▶ [Written task] Return the listing below in full, with every line exactly as it is.
— start Extracted material —
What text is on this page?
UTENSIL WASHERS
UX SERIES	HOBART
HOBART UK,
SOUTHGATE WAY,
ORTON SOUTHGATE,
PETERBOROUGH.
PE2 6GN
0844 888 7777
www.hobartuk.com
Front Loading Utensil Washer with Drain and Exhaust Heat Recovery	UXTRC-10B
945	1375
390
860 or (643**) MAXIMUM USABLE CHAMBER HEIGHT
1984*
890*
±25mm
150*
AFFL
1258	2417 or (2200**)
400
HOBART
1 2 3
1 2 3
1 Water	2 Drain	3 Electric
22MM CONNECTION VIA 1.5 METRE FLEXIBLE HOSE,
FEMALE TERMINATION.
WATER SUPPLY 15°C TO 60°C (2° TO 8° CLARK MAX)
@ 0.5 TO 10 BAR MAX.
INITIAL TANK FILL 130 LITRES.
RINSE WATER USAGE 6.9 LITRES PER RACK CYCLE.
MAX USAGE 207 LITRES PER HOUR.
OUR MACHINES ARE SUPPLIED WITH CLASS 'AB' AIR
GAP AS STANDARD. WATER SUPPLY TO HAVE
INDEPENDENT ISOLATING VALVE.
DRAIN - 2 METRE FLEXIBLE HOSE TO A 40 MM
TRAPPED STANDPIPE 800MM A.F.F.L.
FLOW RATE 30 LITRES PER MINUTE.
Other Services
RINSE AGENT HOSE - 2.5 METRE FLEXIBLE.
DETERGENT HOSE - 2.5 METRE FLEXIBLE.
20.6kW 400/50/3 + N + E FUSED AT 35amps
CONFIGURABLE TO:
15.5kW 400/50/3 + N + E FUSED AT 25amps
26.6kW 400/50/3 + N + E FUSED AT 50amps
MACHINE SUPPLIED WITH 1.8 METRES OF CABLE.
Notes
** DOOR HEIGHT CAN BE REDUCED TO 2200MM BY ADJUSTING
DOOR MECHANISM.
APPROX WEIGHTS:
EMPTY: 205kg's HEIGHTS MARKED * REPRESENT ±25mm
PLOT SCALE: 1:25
— end Extracted material —
▶ [Exercise result]
What text is on this page?
UTENSIL WASHERS
UX SERIES	HOBART
HOBART UK,
SOUTHGATE WAY,
ORTON SOUTHGATE,
PETERBOROUGH.
PE2 6GN
0844 888 7777
www.hobartuk.com
Front Loading Utensil Washer with Drain and Exhaust Heat Recovery	UXTRC-10B
945	1375
390
860 or (643**) MAXIMUM USABLE CHAMBER HEIGHT
1984*
890*
±25mm
150*
AFFL
1258	2417 or (2200**)
400
HOBART
1 2 3
1 2 3
1 Water	2 Drain	3 Electric
22MM CONNECTION VIA 1.5 METRE FLEXIBLE HOSE,
FEMALE TERMINATION.
WATER SUPPLY 15°C TO 60°C (2° TO 8° CLARK MAX)
@ 0.5 TO 10 BAR MAX.
INITIAL TANK FILL 130 LITRES.
RINSE WATER USAGE 6.9 LITRES PER RACK CYCLE.
MAX USAGE 207 LITRES PER HOUR.
OUR MACHINES ARE SUPPLIED WITH CLASS 'AB' AIR
GAP AS STANDARD. WATER SUPPLY TO HAVE
INDEPENDENT ISOLATING VALVE.
DRAIN - 2 METRE FLEXIBLE HOSE TO A 40 MM
TRAPPED STANDPIPE 800MM A.F.F.L.
FLOW RATE 30 LITRES PER MINUTE.
Other Services
RINSE AGENT HOSE - 2.5 METRE FLEXIBLE.
DETERGENT HOSE - 2.5 METRE FLEXIBLE.
20.6kW 400/50/3 + N + E FUSED AT 35amps
CONFIGURABLE TO:
15.5kW 400/50/3 + N + E FUSED AT 25amps
26.6kW 400/50/3 + N + E FUSED AT 50amps
MACHINE SUPPLIED WITH 1.8 METRES OF CABLE.
Notes
** DOOR HEIGHT CAN BE REDUCED TO 2200MM BY ADJUSTING
DOOR MECHANISM.
APPROX WEIGHTS:
EMPTY: 205kg's HEIGHTS MARKED * REPRESENT ±25mm
PLOT SCALE: 1:25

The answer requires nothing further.